Extracted data:
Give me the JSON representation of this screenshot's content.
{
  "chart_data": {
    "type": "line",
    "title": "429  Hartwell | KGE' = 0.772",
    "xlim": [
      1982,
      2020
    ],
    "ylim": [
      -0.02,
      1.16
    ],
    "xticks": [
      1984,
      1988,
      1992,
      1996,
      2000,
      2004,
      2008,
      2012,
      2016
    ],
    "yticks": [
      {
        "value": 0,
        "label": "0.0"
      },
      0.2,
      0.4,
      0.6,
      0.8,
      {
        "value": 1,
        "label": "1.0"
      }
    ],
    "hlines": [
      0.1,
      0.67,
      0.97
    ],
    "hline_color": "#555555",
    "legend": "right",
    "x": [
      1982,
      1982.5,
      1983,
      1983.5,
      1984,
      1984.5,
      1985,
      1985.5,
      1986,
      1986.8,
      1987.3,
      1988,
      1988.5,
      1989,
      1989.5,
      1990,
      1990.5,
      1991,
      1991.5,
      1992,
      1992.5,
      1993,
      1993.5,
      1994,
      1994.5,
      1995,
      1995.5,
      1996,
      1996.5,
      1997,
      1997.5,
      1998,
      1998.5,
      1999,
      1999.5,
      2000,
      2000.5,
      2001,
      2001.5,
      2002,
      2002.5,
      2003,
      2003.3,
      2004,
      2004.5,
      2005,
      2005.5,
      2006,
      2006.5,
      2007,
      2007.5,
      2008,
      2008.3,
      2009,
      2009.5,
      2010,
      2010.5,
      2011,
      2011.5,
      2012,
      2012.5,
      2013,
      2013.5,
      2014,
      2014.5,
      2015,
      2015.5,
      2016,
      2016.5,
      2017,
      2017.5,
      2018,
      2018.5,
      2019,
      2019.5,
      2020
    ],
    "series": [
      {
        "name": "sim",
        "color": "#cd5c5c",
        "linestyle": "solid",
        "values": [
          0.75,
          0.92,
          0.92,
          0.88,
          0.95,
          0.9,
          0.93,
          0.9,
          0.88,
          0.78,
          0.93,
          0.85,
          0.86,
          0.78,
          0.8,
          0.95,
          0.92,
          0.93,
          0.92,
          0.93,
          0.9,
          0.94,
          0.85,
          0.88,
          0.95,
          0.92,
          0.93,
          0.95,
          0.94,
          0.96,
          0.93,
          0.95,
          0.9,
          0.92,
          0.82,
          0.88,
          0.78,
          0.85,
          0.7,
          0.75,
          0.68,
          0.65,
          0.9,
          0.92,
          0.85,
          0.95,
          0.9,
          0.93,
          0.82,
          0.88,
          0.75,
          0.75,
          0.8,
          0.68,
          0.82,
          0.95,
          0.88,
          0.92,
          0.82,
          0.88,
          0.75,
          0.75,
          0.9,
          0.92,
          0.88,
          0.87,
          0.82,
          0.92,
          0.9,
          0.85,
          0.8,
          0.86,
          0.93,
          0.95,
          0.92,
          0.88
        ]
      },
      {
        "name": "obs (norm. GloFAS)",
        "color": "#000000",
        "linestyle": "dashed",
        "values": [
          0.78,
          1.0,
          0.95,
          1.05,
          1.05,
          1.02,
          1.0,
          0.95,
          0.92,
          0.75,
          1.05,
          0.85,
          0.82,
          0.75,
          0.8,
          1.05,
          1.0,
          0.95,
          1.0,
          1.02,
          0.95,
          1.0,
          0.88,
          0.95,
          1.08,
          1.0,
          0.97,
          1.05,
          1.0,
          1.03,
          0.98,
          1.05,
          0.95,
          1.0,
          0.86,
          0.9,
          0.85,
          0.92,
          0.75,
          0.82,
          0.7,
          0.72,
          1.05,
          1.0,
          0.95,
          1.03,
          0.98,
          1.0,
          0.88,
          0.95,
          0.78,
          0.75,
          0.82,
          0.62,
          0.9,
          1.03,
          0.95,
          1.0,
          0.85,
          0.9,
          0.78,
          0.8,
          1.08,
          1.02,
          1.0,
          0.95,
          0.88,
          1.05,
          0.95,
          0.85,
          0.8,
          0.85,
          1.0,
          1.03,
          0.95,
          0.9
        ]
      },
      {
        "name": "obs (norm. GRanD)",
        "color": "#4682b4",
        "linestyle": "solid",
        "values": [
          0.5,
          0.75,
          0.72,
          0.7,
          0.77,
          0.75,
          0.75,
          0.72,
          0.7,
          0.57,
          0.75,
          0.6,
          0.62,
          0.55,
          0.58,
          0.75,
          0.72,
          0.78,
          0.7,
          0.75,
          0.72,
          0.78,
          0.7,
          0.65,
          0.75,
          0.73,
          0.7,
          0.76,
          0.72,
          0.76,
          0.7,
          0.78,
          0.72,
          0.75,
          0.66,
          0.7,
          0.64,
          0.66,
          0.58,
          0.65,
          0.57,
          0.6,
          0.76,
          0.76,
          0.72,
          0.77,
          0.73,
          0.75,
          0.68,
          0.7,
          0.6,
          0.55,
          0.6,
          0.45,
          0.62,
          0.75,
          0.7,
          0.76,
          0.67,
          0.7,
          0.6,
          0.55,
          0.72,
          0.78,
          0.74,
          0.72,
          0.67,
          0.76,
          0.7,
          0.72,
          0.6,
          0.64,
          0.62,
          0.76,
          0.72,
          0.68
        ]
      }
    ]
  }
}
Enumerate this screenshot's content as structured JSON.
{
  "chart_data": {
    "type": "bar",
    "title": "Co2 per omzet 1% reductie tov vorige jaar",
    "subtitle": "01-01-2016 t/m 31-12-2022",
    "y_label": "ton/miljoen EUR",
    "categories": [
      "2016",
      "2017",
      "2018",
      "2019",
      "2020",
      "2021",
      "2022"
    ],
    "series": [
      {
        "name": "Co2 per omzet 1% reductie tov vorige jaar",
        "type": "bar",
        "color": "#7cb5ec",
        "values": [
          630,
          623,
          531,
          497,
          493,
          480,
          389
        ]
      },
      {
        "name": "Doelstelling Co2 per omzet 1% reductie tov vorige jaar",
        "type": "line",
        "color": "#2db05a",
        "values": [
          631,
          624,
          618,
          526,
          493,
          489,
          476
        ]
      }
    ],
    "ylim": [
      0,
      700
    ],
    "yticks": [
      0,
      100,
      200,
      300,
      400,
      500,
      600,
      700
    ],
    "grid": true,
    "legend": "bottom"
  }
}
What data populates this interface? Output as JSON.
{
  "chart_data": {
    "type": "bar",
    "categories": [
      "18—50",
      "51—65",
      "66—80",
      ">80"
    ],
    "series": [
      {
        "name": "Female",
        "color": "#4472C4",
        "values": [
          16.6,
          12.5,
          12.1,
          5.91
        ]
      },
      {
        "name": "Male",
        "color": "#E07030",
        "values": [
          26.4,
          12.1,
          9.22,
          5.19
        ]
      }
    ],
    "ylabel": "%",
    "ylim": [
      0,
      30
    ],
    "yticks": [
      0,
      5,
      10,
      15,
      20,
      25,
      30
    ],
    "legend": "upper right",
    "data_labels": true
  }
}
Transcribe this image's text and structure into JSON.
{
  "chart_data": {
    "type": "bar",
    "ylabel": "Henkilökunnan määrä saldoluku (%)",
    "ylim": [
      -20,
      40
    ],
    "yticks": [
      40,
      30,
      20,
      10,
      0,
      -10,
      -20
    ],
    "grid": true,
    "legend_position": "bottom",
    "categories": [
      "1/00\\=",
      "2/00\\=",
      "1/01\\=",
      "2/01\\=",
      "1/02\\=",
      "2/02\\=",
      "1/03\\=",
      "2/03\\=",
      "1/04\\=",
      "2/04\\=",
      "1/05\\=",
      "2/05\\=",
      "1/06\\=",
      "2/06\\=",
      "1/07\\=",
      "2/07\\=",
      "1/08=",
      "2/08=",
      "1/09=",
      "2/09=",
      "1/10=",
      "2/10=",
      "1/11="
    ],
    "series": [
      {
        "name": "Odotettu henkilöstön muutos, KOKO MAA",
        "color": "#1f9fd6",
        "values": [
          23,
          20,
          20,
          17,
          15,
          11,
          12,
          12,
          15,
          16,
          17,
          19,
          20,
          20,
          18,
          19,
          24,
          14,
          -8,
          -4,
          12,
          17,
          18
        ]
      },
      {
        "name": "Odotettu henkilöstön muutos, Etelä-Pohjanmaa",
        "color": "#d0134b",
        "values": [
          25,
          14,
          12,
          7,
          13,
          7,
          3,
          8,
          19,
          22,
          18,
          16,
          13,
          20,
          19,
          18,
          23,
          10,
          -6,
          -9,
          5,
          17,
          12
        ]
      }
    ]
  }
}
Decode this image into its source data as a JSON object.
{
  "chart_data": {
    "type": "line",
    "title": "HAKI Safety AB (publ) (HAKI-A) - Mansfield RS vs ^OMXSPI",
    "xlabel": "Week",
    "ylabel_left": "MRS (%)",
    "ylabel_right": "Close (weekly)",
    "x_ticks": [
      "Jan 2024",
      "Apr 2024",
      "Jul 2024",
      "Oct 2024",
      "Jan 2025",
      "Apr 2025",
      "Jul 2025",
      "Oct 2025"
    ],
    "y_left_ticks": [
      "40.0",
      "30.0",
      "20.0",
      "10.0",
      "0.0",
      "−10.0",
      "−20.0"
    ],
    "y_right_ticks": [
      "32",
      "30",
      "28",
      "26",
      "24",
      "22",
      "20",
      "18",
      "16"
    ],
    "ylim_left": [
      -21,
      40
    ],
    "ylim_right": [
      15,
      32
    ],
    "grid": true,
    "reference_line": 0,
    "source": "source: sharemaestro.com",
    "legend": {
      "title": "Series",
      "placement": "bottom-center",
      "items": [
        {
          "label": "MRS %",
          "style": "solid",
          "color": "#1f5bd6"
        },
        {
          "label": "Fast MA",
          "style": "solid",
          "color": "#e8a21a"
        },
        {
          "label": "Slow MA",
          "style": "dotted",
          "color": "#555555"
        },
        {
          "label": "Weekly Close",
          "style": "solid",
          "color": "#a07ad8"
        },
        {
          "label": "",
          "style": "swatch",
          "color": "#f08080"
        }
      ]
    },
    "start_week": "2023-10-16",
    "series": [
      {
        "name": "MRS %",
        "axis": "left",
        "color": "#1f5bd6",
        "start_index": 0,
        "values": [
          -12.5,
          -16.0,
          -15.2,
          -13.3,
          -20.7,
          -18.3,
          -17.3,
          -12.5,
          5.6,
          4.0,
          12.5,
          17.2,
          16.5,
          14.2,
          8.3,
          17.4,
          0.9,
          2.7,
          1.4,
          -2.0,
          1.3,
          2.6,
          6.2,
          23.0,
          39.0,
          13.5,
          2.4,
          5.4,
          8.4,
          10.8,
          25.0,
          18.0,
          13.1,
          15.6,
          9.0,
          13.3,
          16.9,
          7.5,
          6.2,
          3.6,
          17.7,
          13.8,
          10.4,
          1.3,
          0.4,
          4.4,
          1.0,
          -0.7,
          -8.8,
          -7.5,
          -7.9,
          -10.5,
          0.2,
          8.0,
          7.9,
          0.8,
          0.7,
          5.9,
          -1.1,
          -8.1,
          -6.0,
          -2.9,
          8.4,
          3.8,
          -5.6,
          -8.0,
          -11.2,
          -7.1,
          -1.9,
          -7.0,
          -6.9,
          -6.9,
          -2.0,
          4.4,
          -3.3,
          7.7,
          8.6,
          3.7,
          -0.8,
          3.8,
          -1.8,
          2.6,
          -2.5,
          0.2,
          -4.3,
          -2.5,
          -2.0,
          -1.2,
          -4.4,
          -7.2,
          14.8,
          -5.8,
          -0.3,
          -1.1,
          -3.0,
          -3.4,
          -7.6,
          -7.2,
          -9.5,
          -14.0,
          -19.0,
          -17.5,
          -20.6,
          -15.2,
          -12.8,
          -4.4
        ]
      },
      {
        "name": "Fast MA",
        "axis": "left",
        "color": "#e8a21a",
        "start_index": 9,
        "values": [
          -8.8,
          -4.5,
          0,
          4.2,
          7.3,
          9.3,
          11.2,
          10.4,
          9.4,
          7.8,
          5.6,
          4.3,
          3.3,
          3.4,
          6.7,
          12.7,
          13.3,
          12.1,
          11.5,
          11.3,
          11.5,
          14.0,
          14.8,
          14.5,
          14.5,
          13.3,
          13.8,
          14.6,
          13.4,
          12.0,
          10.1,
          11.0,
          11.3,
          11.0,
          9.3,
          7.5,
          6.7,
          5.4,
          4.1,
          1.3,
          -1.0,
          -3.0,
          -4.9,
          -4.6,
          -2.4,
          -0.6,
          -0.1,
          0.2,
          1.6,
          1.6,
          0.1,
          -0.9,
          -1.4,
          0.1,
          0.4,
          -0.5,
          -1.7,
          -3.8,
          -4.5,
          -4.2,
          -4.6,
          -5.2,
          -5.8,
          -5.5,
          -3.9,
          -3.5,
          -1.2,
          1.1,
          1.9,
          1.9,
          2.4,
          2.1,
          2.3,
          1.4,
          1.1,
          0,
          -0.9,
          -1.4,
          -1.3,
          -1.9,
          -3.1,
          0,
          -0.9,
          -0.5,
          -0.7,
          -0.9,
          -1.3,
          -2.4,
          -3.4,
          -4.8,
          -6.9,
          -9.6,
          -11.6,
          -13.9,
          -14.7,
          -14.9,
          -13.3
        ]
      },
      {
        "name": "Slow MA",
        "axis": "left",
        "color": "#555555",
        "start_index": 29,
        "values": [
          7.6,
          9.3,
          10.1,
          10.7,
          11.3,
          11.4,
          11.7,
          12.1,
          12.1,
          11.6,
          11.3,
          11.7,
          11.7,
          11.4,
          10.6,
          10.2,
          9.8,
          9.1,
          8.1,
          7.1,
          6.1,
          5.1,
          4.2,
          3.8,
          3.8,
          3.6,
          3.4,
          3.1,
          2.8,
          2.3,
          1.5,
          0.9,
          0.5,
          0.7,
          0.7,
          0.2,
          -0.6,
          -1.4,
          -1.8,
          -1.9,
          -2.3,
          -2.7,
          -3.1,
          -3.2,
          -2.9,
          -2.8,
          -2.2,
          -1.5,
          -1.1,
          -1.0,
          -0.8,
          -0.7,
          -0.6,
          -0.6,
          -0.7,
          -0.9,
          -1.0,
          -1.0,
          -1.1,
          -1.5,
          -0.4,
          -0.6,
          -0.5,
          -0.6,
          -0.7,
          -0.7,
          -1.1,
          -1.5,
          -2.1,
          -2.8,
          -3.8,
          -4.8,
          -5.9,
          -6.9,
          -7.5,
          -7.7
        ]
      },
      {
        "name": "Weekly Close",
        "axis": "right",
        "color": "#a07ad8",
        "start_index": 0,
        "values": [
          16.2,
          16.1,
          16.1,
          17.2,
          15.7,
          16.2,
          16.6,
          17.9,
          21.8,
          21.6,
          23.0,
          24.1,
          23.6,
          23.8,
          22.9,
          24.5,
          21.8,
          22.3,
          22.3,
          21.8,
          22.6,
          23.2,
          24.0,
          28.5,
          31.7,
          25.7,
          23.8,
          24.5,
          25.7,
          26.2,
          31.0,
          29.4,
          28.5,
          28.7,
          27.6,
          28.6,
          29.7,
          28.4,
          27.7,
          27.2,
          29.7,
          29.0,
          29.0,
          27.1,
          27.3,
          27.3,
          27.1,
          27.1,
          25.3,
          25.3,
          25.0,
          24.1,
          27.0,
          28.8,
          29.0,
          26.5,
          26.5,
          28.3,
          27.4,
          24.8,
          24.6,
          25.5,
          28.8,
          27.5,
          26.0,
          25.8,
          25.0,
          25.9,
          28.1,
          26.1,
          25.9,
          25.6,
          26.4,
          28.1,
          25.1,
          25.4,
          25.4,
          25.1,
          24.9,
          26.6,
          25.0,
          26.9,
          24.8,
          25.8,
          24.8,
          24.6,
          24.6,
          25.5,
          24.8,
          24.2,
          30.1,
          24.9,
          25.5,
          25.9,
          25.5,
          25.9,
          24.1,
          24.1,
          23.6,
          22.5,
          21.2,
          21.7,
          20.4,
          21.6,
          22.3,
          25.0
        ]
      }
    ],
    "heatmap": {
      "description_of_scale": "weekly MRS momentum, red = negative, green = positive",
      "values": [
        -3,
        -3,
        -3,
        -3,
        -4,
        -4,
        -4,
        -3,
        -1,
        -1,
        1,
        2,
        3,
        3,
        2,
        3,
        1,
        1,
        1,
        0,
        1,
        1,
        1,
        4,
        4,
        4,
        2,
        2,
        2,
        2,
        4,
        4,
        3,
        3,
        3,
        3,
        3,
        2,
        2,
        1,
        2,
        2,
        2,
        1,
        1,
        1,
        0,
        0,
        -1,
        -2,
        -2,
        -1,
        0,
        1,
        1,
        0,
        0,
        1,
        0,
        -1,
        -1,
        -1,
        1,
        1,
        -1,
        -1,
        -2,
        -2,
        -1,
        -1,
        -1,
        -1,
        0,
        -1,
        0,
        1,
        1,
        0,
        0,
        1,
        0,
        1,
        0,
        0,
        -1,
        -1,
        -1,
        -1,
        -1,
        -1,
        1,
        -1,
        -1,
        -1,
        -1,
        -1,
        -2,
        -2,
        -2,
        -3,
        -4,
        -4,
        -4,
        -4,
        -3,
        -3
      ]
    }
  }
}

What is being asked:
Look through the data above. Each line containing the word "this" needs to be copied.

Response:
Give me the JSON representation of this screenshot's content.
Enumerate this screenshot's content as structured JSON.
What data populates this interface? Output as JSON.
Transcribe this image's text and structure into JSON.
Decode this image into its source data as a JSON object.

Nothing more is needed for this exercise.